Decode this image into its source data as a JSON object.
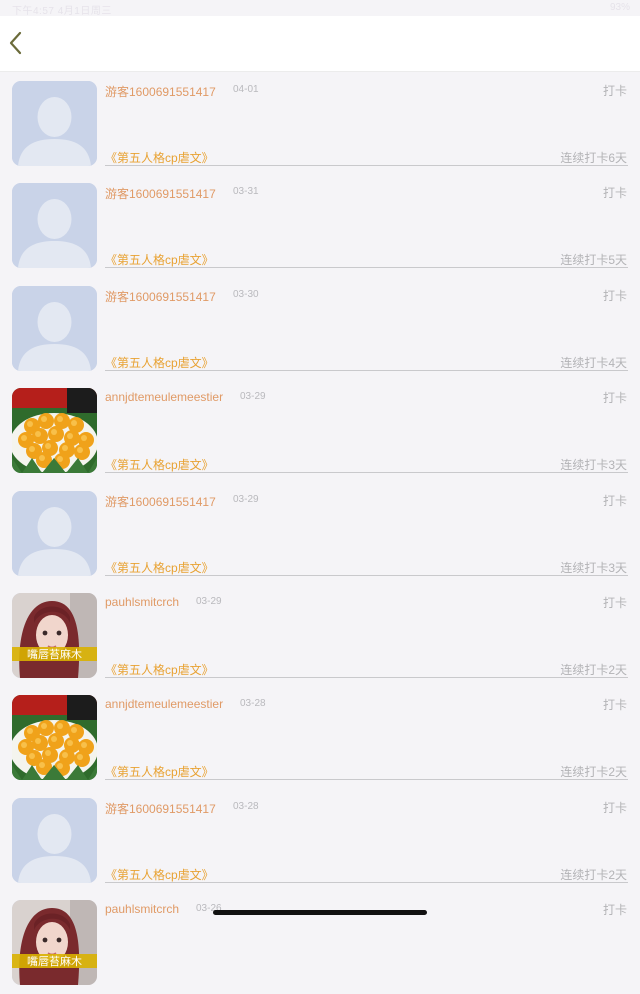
{
  "status_bar": {
    "left_text": "下午4:57  4月1日周三",
    "right_text": "93%"
  },
  "nav": {
    "back_icon": "chevron-left-icon",
    "accent_color": "#6b6b3a"
  },
  "avatars": {
    "default": "default-person-avatar",
    "eggs": "salted-egg-yolk-photo",
    "girl": "girl-portrait-photo",
    "girl_caption": "嘴唇苔麻木"
  },
  "rows": [
    {
      "user": "游客1600691551417",
      "date": "04-01",
      "avatar": "default",
      "action": "打卡",
      "book": "《第五人格cp虐文》",
      "streak": "连续打卡6天"
    },
    {
      "user": "游客1600691551417",
      "date": "03-31",
      "avatar": "default",
      "action": "打卡",
      "book": "《第五人格cp虐文》",
      "streak": "连续打卡5天"
    },
    {
      "user": "游客1600691551417",
      "date": "03-30",
      "avatar": "default",
      "action": "打卡",
      "book": "《第五人格cp虐文》",
      "streak": "连续打卡4天"
    },
    {
      "user": "annjdtemeulemeestier",
      "date": "03-29",
      "avatar": "eggs",
      "action": "打卡",
      "book": "《第五人格cp虐文》",
      "streak": "连续打卡3天"
    },
    {
      "user": "游客1600691551417",
      "date": "03-29",
      "avatar": "default",
      "action": "打卡",
      "book": "《第五人格cp虐文》",
      "streak": "连续打卡3天"
    },
    {
      "user": "pauhlsmitcrch",
      "date": "03-29",
      "avatar": "girl",
      "action": "打卡",
      "book": "《第五人格cp虐文》",
      "streak": "连续打卡2天"
    },
    {
      "user": "annjdtemeulemeestier",
      "date": "03-28",
      "avatar": "eggs",
      "action": "打卡",
      "book": "《第五人格cp虐文》",
      "streak": "连续打卡2天"
    },
    {
      "user": "游客1600691551417",
      "date": "03-28",
      "avatar": "default",
      "action": "打卡",
      "book": "《第五人格cp虐文》",
      "streak": "连续打卡2天"
    },
    {
      "user": "pauhlsmitcrch",
      "date": "03-26",
      "avatar": "girl",
      "action": "打卡",
      "book": "",
      "streak": ""
    }
  ]
}
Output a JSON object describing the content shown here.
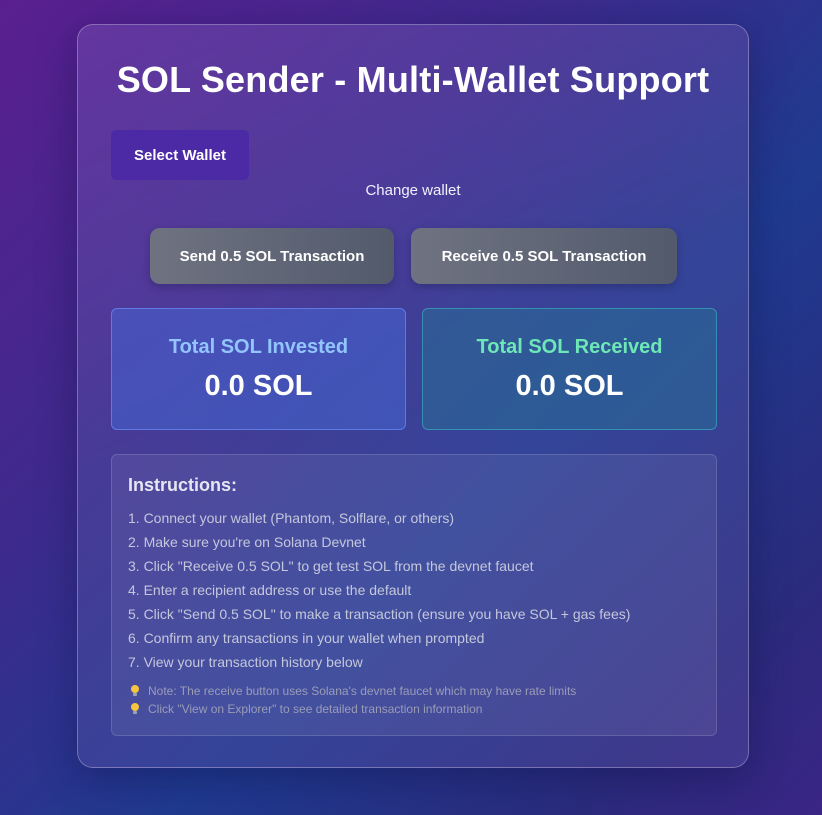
{
  "app": {
    "title": "SOL Sender - Multi-Wallet Support"
  },
  "wallet": {
    "select_label": "Select Wallet",
    "change_label": "Change wallet"
  },
  "actions": {
    "send_label": "Send 0.5 SOL Transaction",
    "receive_label": "Receive 0.5 SOL Transaction"
  },
  "stats": {
    "invested": {
      "label": "Total SOL Invested",
      "value": "0.0 SOL",
      "color": "#93c5fd"
    },
    "received": {
      "label": "Total SOL Received",
      "value": "0.0 SOL",
      "color": "#6ee7b7"
    }
  },
  "instructions": {
    "title": "Instructions:",
    "steps": [
      "1. Connect your wallet (Phantom, Solflare, or others)",
      "2. Make sure you're on Solana Devnet",
      "3. Click \"Receive 0.5 SOL\" to get test SOL from the devnet faucet",
      "4. Enter a recipient address or use the default",
      "5. Click \"Send 0.5 SOL\" to make a transaction (ensure you have SOL + gas fees)",
      "6. Confirm any transactions in your wallet when prompted",
      "7. View your transaction history below"
    ],
    "notes": [
      {
        "icon": "lightbulb-icon",
        "text": "Note: The receive button uses Solana's devnet faucet which may have rate limits"
      },
      {
        "icon": "lightbulb-icon",
        "text": "Click \"View on Explorer\" to see detailed transaction information"
      }
    ]
  },
  "colors": {
    "select_wallet_button": "#4c2aa6",
    "tx_button": "#5f6576"
  }
}
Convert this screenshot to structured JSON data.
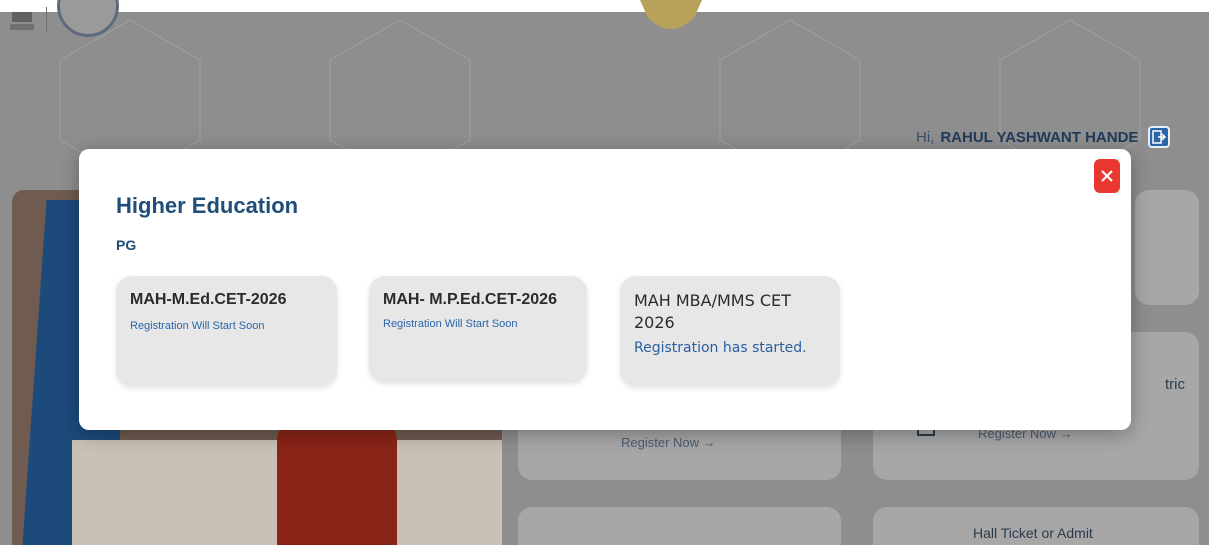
{
  "header": {
    "greeting_prefix": "Hi,",
    "user_name": "RAHUL YASHWANT HANDE"
  },
  "background": {
    "cards": [
      {
        "text": "Register Now →"
      },
      {
        "text": "Register Now →"
      },
      {
        "text": "tric"
      },
      {
        "text": "Hall Ticket or Admit"
      }
    ]
  },
  "modal": {
    "title": "Higher Education",
    "subtitle": "PG",
    "courses": [
      {
        "name": "MAH-M.Ed.CET-2026",
        "status": "Registration Will Start Soon"
      },
      {
        "name": "MAH- M.P.Ed.CET-2026",
        "status": "Registration Will Start Soon"
      },
      {
        "name": "MAH MBA/MMS CET 2026",
        "status": "Registration has started."
      }
    ]
  },
  "colors": {
    "accent": "#1f4e79",
    "close": "#e8382f",
    "link": "#2a66a8"
  },
  "icons": [
    "logout-icon",
    "close-icon",
    "emblem-icon",
    "seal-icon"
  ]
}
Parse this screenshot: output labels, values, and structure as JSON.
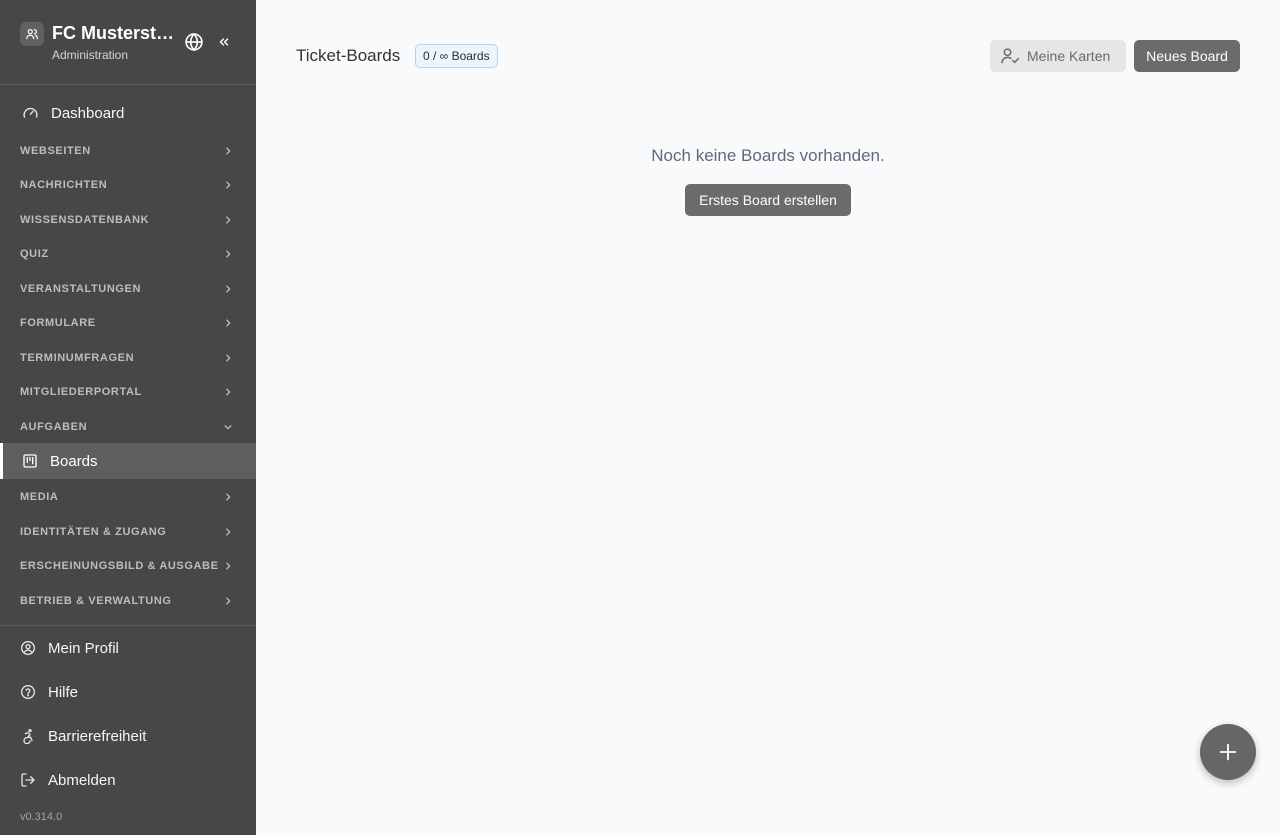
{
  "sidebar": {
    "org_name": "FC Musterst…",
    "org_subtitle": "Administration",
    "dashboard_label": "Dashboard",
    "sections": [
      {
        "label": "WEBSEITEN",
        "expanded": false
      },
      {
        "label": "NACHRICHTEN",
        "expanded": false
      },
      {
        "label": "WISSENSDATENBANK",
        "expanded": false
      },
      {
        "label": "QUIZ",
        "expanded": false
      },
      {
        "label": "VERANSTALTUNGEN",
        "expanded": false
      },
      {
        "label": "FORMULARE",
        "expanded": false
      },
      {
        "label": "TERMINUMFRAGEN",
        "expanded": false
      },
      {
        "label": "MITGLIEDERPORTAL",
        "expanded": false
      },
      {
        "label": "AUFGABEN",
        "expanded": true
      },
      {
        "label": "MEDIA",
        "expanded": false
      },
      {
        "label": "IDENTITÄTEN & ZUGANG",
        "expanded": false
      },
      {
        "label": "ERSCHEINUNGSBILD & AUSGABE",
        "expanded": false
      },
      {
        "label": "BETRIEB & VERWALTUNG",
        "expanded": false
      }
    ],
    "active_item": "Boards",
    "bottom": {
      "profile": "Mein Profil",
      "help": "Hilfe",
      "accessibility": "Barrierefreiheit",
      "logout": "Abmelden"
    },
    "version": "v0.314.0"
  },
  "main": {
    "title": "Ticket-Boards",
    "badge": "0 / ∞ Boards",
    "my_cards_label": "Meine Karten",
    "new_board_label": "Neues Board",
    "empty_message": "Noch keine Boards vorhanden.",
    "create_first_label": "Erstes Board erstellen"
  },
  "colors": {
    "sidebar_bg": "#474747",
    "active_item_bg": "#5e5e5e",
    "main_bg": "#f8fafc",
    "primary_button": "#6b6b6b"
  }
}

## Task description:
Leave images out of the retyped records; keep all else exact.

## Reply to the exercise:
Decode this image into its source data as a JSON object.
{
  "status_bar": {
    "left_text": "下午4:57  4月1日周三",
    "right_text": "93%"
  },
  "nav": {
    "back_icon": "chevron-left-icon",
    "accent_color": "#6b6b3a"
  },
  "avatars": {
    "default": "default-person-avatar",
    "eggs": "salted-egg-yolk-photo",
    "girl": "girl-portrait-photo",
    "girl_caption": "嘴唇苔麻木"
  },
  "rows": [
    {
      "user": "游客1600691551417",
      "date": "04-01",
      "avatar": "default",
      "action": "打卡",
      "book": "《第五人格cp虐文》",
      "streak": "连续打卡6天"
    },
    {
      "user": "游客1600691551417",
      "date": "03-31",
      "avatar": "default",
      "action": "打卡",
      "book": "《第五人格cp虐文》",
      "streak": "连续打卡5天"
    },
    {
      "user": "游客1600691551417",
      "date": "03-30",
      "avatar": "default",
      "action": "打卡",
      "book": "《第五人格cp虐文》",
      "streak": "连续打卡4天"
    },
    {
      "user": "annjdtemeulemeestier",
      "date": "03-29",
      "avatar": "eggs",
      "action": "打卡",
      "book": "《第五人格cp虐文》",
      "streak": "连续打卡3天"
    },
    {
      "user": "游客1600691551417",
      "date": "03-29",
      "avatar": "default",
      "action": "打卡",
      "book": "《第五人格cp虐文》",
      "streak": "连续打卡3天"
    },
    {
      "user": "pauhlsmitcrch",
      "date": "03-29",
      "avatar": "girl",
      "action": "打卡",
      "book": "《第五人格cp虐文》",
      "streak": "连续打卡2天"
    },
    {
      "user": "annjdtemeulemeestier",
      "date": "03-28",
      "avatar": "eggs",
      "action": "打卡",
      "book": "《第五人格cp虐文》",
      "streak": "连续打卡2天"
    },
    {
      "user": "游客1600691551417",
      "date": "03-28",
      "avatar": "default",
      "action": "打卡",
      "book": "《第五人格cp虐文》",
      "streak": "连续打卡2天"
    },
    {
      "user": "pauhlsmitcrch",
      "date": "03-26",
      "avatar": "girl",
      "action": "打卡",
      "book": "",
      "streak": ""
    }
  ]
}
Output a JSON object describing the content shown here.
{
  "app": {
    "title": "SOL Sender - Multi-Wallet Support"
  },
  "wallet": {
    "select_label": "Select Wallet",
    "change_label": "Change wallet"
  },
  "actions": {
    "send_label": "Send 0.5 SOL Transaction",
    "receive_label": "Receive 0.5 SOL Transaction"
  },
  "stats": {
    "invested": {
      "label": "Total SOL Invested",
      "value": "0.0 SOL",
      "color": "#93c5fd"
    },
    "received": {
      "label": "Total SOL Received",
      "value": "0.0 SOL",
      "color": "#6ee7b7"
    }
  },
  "instructions": {
    "title": "Instructions:",
    "steps": [
      "1. Connect your wallet (Phantom, Solflare, or others)",
      "2. Make sure you're on Solana Devnet",
      "3. Click \"Receive 0.5 SOL\" to get test SOL from the devnet faucet",
      "4. Enter a recipient address or use the default",
      "5. Click \"Send 0.5 SOL\" to make a transaction (ensure you have SOL + gas fees)",
      "6. Confirm any transactions in your wallet when prompted",
      "7. View your transaction history below"
    ],
    "notes": [
      {
        "icon": "lightbulb-icon",
        "text": "Note: The receive button uses Solana's devnet faucet which may have rate limits"
      },
      {
        "icon": "lightbulb-icon",
        "text": "Click \"View on Explorer\" to see detailed transaction information"
      }
    ]
  },
  "colors": {
    "select_wallet_button": "#4c2aa6",
    "tx_button": "#5f6576"
  }
}
Convert this screenshot to structured JSON data.
{
  "header": {
    "greeting_prefix": "Hi,",
    "user_name": "RAHUL YASHWANT HANDE"
  },
  "background": {
    "cards": [
      {
        "text": "Register Now →"
      },
      {
        "text": "Register Now →"
      },
      {
        "text": "tric"
      },
      {
        "text": "Hall Ticket or Admit"
      }
    ]
  },
  "modal": {
    "title": "Higher Education",
    "subtitle": "PG",
    "courses": [
      {
        "name": "MAH-M.Ed.CET-2026",
        "status": "Registration Will Start Soon"
      },
      {
        "name": "MAH- M.P.Ed.CET-2026",
        "status": "Registration Will Start Soon"
      },
      {
        "name": "MAH MBA/MMS CET 2026",
        "status": "Registration has started."
      }
    ]
  },
  "colors": {
    "accent": "#1f4e79",
    "close": "#e8382f",
    "link": "#2a66a8"
  },
  "icons": [
    "logout-icon",
    "close-icon",
    "emblem-icon",
    "seal-icon"
  ]
}
Parse this screenshot: output labels, values, and structure as JSON.
{
  "sidebar": {
    "org_name": "FC Musterst…",
    "org_subtitle": "Administration",
    "dashboard_label": "Dashboard",
    "sections": [
      {
        "label": "WEBSEITEN",
        "expanded": false
      },
      {
        "label": "NACHRICHTEN",
        "expanded": false
      },
      {
        "label": "WISSENSDATENBANK",
        "expanded": false
      },
      {
        "label": "QUIZ",
        "expanded": false
      },
      {
        "label": "VERANSTALTUNGEN",
        "expanded": false
      },
      {
        "label": "FORMULARE",
        "expanded": false
      },
      {
        "label": "TERMINUMFRAGEN",
        "expanded": false
      },
      {
        "label": "MITGLIEDERPORTAL",
        "expanded": false
      },
      {
        "label": "AUFGABEN",
        "expanded": true
      },
      {
        "label": "MEDIA",
        "expanded": false
      },
      {
        "label": "IDENTITÄTEN & ZUGANG",
        "expanded": false
      },
      {
        "label": "ERSCHEINUNGSBILD & AUSGABE",
        "expanded": false
      },
      {
        "label": "BETRIEB & VERWALTUNG",
        "expanded": false
      }
    ],
    "active_item": "Boards",
    "bottom": {
      "profile": "Mein Profil",
      "help": "Hilfe",
      "accessibility": "Barrierefreiheit",
      "logout": "Abmelden"
    },
    "version": "v0.314.0"
  },
  "main": {
    "title": "Ticket-Boards",
    "badge": "0 / ∞ Boards",
    "my_cards_label": "Meine Karten",
    "new_board_label": "Neues Board",
    "empty_message": "Noch keine Boards vorhanden.",
    "create_first_label": "Erstes Board erstellen"
  },
  "colors": {
    "sidebar_bg": "#474747",
    "active_item_bg": "#5e5e5e",
    "main_bg": "#f8fafc",
    "primary_button": "#6b6b6b"
  }
}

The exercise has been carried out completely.